GOAL:
Go to the line containing "Serialize everything readable" below; retype it and all following lines exactly, and leave out the pictures.

INFORMATION SHOWN:
···
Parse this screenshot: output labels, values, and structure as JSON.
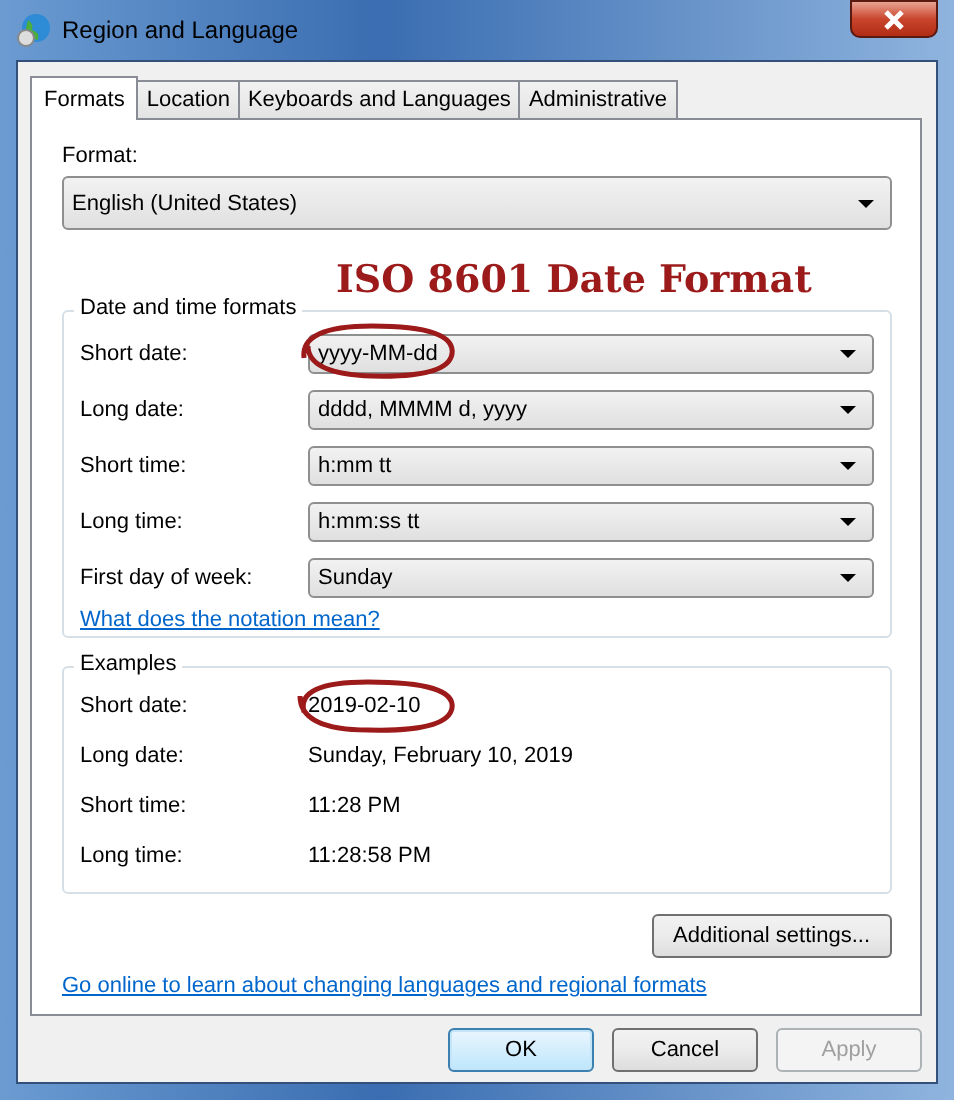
{
  "window": {
    "title": "Region and Language"
  },
  "tabs": [
    {
      "label": "Formats",
      "selected": true
    },
    {
      "label": "Location",
      "selected": false
    },
    {
      "label": "Keyboards and Languages",
      "selected": false
    },
    {
      "label": "Administrative",
      "selected": false
    }
  ],
  "format": {
    "label": "Format:",
    "value": "English (United States)"
  },
  "annotation": "ISO 8601 Date Format",
  "date_time_formats": {
    "title": "Date and time formats",
    "rows": [
      {
        "label": "Short date:",
        "value": "yyyy-MM-dd",
        "circled": true
      },
      {
        "label": "Long date:",
        "value": "dddd, MMMM d, yyyy",
        "circled": false
      },
      {
        "label": "Short time:",
        "value": "h:mm tt",
        "circled": false
      },
      {
        "label": "Long time:",
        "value": "h:mm:ss tt",
        "circled": false
      },
      {
        "label": "First day of week:",
        "value": "Sunday",
        "circled": false
      }
    ],
    "link": "What does the notation mean?"
  },
  "examples": {
    "title": "Examples",
    "rows": [
      {
        "label": "Short date:",
        "value": "2019-02-10",
        "circled": true
      },
      {
        "label": "Long date:",
        "value": "Sunday, February 10, 2019",
        "circled": false
      },
      {
        "label": "Short time:",
        "value": "11:28 PM",
        "circled": false
      },
      {
        "label": "Long time:",
        "value": "11:28:58 PM",
        "circled": false
      }
    ]
  },
  "additional_button": "Additional settings...",
  "online_link": "Go online to learn about changing languages and regional formats",
  "buttons": [
    {
      "label": "OK",
      "default": true,
      "disabled": false
    },
    {
      "label": "Cancel",
      "default": false,
      "disabled": false
    },
    {
      "label": "Apply",
      "default": false,
      "disabled": true
    }
  ]
}
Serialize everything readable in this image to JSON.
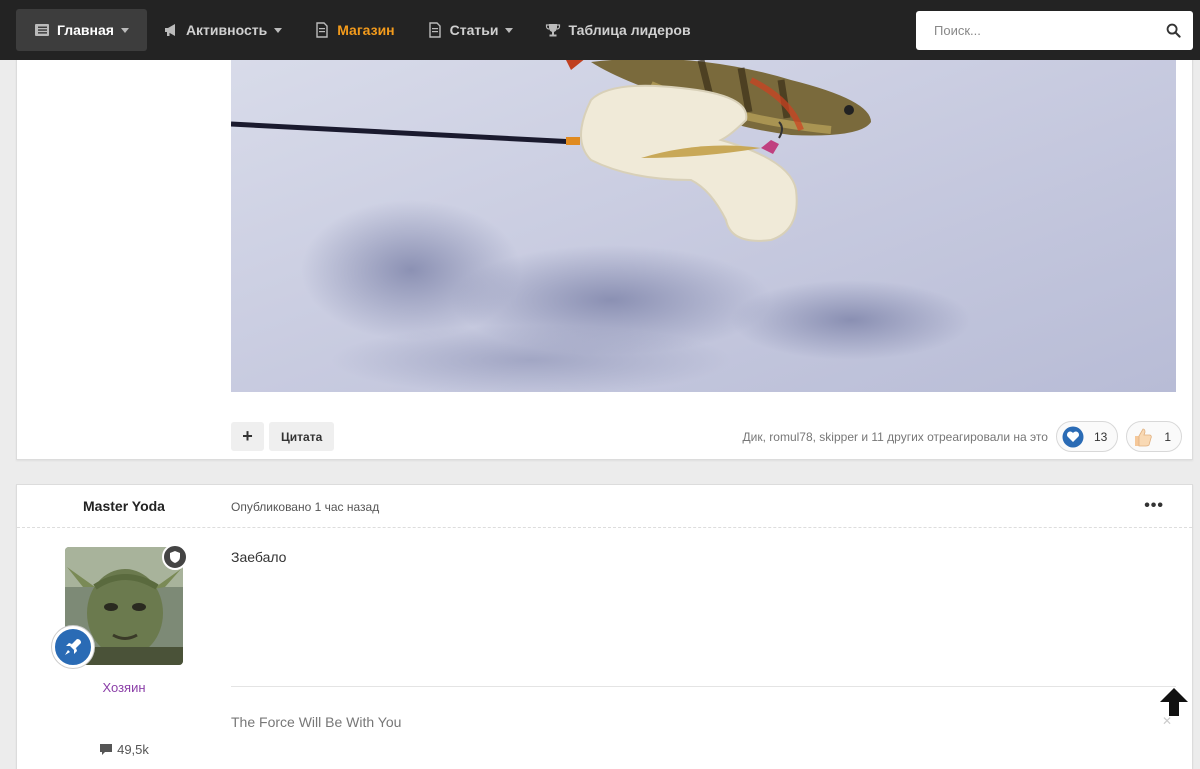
{
  "nav": {
    "items": [
      {
        "label": "Главная",
        "icon": "list-icon",
        "dropdown": true,
        "active": true
      },
      {
        "label": "Активность",
        "icon": "megaphone-icon",
        "dropdown": true
      },
      {
        "label": "Магазин",
        "icon": "document-icon",
        "dropdown": false,
        "highlight": "#f39b1c"
      },
      {
        "label": "Статьи",
        "icon": "document-icon",
        "dropdown": true
      },
      {
        "label": "Таблица лидеров",
        "icon": "trophy-icon",
        "dropdown": false
      }
    ],
    "search_placeholder": "Поиск..."
  },
  "post1": {
    "image_description": "perch-on-ice-with-fishing-rod",
    "actions": {
      "plus_label": "+",
      "quote_label": "Цитата"
    },
    "reactions_text": "Дик, romul78, skipper и 11 других отреагировали на это",
    "reactions": [
      {
        "icon": "heart-icon",
        "count": "13"
      },
      {
        "icon": "thumbs-up-icon",
        "count": "1"
      }
    ]
  },
  "post2": {
    "author": "Master Yoda",
    "date": "Опубликовано 1 час назад",
    "menu_label": "•••",
    "group": "Хозяин",
    "post_count": "49,5k",
    "body": "Заебало",
    "signature": "The Force Will Be With You",
    "signature_close": "✕"
  },
  "colors": {
    "accent": "#f39b1c",
    "group": "#8b3fa8",
    "rank_badge": "#2a6bb5",
    "heart": "#2a6bb5"
  }
}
···
THE OUTPUT:
Serialize everything readable in this image to JSON.
{
  "nav": {
    "items": [
      {
        "label": "Главная",
        "icon": "list-icon",
        "dropdown": true,
        "active": true
      },
      {
        "label": "Активность",
        "icon": "megaphone-icon",
        "dropdown": true
      },
      {
        "label": "Магазин",
        "icon": "document-icon",
        "dropdown": false,
        "highlight": "#f39b1c"
      },
      {
        "label": "Статьи",
        "icon": "document-icon",
        "dropdown": true
      },
      {
        "label": "Таблица лидеров",
        "icon": "trophy-icon",
        "dropdown": false
      }
    ],
    "search_placeholder": "Поиск..."
  },
  "post1": {
    "image_description": "perch-on-ice-with-fishing-rod",
    "actions": {
      "plus_label": "+",
      "quote_label": "Цитата"
    },
    "reactions_text": "Дик, romul78, skipper и 11 других отреагировали на это",
    "reactions": [
      {
        "icon": "heart-icon",
        "count": "13"
      },
      {
        "icon": "thumbs-up-icon",
        "count": "1"
      }
    ]
  },
  "post2": {
    "author": "Master Yoda",
    "date": "Опубликовано 1 час назад",
    "menu_label": "•••",
    "group": "Хозяин",
    "post_count": "49,5k",
    "body": "Заебало",
    "signature": "The Force Will Be With You",
    "signature_close": "✕"
  },
  "colors": {
    "accent": "#f39b1c",
    "group": "#8b3fa8",
    "rank_badge": "#2a6bb5",
    "heart": "#2a6bb5"
  }
}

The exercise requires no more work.